Items from a figure collection
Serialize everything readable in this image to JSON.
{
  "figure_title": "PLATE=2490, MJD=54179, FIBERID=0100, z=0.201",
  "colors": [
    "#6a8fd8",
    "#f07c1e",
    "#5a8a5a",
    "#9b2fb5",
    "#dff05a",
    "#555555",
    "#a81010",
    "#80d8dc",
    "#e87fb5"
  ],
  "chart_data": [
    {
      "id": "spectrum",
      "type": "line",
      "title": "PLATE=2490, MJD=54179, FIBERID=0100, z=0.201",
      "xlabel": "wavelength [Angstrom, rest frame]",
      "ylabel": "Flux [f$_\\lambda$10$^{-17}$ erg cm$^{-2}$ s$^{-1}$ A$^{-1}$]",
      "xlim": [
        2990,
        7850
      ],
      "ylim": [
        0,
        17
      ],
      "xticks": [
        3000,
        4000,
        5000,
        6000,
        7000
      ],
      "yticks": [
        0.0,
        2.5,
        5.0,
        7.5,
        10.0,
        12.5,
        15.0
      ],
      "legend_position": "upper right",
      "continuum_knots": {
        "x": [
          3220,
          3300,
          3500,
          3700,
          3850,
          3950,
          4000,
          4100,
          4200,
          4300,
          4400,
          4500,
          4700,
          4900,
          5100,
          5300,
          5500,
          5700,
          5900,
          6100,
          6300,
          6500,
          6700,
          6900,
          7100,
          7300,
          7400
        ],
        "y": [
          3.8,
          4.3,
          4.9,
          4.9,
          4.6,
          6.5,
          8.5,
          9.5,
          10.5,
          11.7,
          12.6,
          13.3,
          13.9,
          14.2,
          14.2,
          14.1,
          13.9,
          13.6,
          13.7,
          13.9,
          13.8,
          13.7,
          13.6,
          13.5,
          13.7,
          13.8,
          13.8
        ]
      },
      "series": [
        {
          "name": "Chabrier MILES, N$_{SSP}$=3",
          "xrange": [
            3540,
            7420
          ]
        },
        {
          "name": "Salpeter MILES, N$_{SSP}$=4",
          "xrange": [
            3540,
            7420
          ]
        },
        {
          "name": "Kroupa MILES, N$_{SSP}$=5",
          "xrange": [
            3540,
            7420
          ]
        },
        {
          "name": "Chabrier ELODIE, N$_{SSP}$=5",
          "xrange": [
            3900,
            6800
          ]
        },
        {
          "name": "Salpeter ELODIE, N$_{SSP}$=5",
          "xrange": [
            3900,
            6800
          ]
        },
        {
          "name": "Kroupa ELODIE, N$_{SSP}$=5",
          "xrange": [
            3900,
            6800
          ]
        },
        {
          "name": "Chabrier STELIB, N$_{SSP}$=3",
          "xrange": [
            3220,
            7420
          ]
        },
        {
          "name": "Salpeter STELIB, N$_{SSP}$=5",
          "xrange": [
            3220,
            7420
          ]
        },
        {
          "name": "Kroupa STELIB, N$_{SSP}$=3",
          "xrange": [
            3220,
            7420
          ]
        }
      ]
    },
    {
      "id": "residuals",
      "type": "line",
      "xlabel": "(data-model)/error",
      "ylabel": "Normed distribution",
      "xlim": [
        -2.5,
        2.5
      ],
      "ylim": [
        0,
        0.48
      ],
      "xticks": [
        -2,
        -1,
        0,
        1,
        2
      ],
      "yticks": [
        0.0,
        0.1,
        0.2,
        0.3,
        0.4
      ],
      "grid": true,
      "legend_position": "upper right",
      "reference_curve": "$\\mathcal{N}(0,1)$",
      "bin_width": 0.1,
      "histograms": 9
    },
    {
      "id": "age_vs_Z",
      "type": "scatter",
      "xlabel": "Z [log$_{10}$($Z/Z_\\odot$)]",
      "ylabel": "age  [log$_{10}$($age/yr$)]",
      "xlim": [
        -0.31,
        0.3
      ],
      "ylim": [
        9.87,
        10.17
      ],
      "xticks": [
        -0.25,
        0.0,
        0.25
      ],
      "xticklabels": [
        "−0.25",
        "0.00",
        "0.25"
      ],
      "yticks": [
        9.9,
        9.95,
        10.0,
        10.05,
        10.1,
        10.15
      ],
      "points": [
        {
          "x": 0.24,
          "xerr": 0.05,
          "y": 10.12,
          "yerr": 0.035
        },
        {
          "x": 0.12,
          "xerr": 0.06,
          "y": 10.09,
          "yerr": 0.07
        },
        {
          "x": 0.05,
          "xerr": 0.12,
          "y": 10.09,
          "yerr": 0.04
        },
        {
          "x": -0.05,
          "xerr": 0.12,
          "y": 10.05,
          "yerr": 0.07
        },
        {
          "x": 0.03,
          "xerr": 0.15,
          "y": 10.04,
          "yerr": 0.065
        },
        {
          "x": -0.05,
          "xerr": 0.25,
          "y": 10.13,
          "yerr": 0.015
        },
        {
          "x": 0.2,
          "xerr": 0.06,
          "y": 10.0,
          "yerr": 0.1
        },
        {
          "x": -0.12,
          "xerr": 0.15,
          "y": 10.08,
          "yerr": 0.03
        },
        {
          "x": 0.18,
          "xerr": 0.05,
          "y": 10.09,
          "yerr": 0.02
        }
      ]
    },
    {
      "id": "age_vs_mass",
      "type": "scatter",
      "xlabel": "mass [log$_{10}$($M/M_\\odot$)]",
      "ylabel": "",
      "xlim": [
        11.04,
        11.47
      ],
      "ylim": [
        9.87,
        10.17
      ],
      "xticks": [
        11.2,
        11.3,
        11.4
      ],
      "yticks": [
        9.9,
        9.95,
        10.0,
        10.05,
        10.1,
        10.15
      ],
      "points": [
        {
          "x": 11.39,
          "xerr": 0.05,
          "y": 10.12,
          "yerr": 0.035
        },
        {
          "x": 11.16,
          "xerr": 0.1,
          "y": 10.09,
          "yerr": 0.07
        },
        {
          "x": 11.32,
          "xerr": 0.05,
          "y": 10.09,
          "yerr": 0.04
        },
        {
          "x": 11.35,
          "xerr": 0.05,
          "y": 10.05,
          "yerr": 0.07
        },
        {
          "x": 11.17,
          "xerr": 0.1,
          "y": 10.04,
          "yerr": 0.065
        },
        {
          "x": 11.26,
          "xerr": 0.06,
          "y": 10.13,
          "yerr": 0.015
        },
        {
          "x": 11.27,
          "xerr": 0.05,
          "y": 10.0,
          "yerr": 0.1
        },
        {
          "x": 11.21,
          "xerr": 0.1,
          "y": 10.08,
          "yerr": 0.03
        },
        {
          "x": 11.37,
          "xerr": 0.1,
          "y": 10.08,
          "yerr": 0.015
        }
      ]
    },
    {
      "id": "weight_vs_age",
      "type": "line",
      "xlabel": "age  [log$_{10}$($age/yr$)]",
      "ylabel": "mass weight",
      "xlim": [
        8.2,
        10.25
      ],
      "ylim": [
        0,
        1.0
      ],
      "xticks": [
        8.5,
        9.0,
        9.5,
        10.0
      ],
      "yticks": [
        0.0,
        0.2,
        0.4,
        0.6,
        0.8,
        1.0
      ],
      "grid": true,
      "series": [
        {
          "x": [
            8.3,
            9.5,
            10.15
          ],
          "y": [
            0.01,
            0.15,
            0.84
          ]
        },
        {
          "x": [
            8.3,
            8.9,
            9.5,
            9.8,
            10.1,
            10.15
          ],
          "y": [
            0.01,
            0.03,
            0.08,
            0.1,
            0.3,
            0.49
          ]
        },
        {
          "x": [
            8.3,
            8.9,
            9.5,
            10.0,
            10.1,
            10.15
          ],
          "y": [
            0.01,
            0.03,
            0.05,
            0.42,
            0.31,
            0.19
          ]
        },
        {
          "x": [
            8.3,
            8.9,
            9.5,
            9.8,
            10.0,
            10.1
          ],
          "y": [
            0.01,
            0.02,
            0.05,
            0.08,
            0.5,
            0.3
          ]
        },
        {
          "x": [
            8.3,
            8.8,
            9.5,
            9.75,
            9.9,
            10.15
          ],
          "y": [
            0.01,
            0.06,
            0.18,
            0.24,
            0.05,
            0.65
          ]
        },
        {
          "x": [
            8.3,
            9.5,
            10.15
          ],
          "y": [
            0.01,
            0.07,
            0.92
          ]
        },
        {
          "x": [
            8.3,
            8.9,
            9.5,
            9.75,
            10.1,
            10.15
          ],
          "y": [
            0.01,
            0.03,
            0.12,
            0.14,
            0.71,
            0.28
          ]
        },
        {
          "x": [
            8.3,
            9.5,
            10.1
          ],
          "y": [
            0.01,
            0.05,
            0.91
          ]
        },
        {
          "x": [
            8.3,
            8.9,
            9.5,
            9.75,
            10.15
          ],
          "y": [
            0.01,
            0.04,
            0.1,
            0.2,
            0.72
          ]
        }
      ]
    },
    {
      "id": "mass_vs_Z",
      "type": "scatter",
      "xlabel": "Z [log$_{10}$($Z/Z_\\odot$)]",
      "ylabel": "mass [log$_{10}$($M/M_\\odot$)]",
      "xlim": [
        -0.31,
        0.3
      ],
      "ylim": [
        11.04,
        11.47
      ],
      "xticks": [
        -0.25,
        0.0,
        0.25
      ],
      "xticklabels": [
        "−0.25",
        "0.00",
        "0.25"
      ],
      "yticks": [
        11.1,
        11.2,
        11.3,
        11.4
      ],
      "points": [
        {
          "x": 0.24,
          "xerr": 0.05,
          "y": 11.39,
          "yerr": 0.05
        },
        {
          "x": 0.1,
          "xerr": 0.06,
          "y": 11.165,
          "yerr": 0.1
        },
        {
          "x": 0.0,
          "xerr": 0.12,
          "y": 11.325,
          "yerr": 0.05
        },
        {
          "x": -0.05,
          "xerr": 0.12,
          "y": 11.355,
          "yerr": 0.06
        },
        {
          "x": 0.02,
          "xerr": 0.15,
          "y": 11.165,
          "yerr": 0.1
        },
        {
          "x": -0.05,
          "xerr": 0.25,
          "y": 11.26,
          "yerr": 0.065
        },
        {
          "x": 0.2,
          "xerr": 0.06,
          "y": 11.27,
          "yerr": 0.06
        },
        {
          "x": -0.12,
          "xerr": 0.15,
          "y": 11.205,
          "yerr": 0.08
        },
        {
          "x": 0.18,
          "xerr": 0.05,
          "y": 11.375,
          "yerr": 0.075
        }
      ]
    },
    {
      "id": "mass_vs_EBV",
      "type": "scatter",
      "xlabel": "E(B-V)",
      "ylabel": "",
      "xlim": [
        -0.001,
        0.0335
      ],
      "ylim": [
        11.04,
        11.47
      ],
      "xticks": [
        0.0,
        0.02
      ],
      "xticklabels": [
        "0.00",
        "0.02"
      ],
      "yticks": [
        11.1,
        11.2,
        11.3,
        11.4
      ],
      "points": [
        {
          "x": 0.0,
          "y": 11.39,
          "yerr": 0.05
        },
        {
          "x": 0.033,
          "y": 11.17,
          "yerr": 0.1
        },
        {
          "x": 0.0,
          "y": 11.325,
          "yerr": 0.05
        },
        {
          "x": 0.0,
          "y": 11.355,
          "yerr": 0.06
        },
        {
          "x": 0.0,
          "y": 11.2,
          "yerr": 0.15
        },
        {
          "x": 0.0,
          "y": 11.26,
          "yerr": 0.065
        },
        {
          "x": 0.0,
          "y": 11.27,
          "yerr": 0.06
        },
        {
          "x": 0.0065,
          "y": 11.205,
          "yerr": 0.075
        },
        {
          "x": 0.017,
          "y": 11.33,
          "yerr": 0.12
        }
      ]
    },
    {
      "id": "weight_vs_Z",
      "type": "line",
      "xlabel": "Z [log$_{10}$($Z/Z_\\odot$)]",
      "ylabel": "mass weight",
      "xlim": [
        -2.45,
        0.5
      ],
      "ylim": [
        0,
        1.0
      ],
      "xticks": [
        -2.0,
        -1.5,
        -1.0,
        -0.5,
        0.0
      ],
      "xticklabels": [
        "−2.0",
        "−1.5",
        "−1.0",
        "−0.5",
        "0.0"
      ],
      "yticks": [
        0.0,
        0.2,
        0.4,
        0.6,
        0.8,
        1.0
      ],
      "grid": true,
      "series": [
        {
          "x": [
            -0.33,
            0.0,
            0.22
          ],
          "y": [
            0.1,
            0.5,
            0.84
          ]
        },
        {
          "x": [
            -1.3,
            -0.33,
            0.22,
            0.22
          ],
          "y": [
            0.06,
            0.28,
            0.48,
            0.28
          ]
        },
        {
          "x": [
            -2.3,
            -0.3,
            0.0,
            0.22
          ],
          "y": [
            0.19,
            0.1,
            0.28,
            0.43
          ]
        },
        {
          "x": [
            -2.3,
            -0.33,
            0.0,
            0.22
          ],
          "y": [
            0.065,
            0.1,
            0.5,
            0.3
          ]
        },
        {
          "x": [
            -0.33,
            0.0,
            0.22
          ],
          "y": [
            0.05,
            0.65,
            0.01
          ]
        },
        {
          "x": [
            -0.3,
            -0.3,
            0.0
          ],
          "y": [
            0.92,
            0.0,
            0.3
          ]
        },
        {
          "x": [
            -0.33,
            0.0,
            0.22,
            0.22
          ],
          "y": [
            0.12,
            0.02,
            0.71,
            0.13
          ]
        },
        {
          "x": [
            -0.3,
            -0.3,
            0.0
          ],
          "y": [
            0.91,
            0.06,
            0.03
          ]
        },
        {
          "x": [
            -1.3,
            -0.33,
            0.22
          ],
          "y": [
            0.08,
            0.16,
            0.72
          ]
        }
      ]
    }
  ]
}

> _WORK TO DO_
Look through the material above and pick out each line holding the word "xlabel".

> _WRITTEN ANSWER_
      "xlabel": "wavelength [Angstrom, rest frame]",
      "xlabel": "(data-model)/error",
      "xlabel": "Z [log$_{10}$($Z/Z_\\odot$)]",
      "xlabel": "mass [log$_{10}$($M/M_\\odot$)]",
      "xlabel": "age  [log$_{10}$($age/yr$)]",
      "xlabel": "Z [log$_{10}$($Z/Z_\\odot$)]",
      "xlabel": "E(B-V)",
      "xlabel": "Z [log$_{10}$($Z/Z_\\odot$)]",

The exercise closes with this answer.